• _Records for this exercise_:
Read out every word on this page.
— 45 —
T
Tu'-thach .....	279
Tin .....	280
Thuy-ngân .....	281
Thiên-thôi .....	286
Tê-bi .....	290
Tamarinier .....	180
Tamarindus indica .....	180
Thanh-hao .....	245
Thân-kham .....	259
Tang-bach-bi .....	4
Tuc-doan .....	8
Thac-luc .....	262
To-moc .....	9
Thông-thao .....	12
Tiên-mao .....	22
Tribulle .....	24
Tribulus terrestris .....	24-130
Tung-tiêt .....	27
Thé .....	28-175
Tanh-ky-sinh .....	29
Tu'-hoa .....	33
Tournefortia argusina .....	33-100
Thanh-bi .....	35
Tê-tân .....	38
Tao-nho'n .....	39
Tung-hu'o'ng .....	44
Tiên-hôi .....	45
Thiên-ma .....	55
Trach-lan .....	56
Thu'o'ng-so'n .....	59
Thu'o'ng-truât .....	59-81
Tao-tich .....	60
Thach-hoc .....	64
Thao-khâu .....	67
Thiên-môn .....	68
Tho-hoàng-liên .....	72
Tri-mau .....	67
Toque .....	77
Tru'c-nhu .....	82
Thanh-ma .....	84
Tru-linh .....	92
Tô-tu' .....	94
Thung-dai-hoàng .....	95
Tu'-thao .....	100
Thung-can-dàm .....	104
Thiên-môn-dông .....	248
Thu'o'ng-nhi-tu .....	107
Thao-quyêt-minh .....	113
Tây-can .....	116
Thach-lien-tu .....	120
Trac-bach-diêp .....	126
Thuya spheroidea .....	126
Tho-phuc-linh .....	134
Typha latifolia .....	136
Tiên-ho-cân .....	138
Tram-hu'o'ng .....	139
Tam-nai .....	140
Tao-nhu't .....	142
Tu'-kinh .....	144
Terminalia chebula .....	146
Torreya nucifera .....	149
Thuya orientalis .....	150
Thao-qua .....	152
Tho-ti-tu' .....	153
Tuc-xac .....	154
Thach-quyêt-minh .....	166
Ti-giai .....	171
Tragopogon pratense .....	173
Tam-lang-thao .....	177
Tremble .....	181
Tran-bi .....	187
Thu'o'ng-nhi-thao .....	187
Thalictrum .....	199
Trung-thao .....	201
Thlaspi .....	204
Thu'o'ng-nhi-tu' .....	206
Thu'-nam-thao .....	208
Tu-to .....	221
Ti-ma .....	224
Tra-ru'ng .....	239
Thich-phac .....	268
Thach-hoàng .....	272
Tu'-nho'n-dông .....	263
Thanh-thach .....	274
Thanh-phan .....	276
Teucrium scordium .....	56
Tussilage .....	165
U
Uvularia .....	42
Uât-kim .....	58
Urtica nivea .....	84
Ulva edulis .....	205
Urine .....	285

• _Aim_: Of all the lines in the listing above, how many contain the word "hoàng"? Answer with the number alone.

• _Exercise output_: 3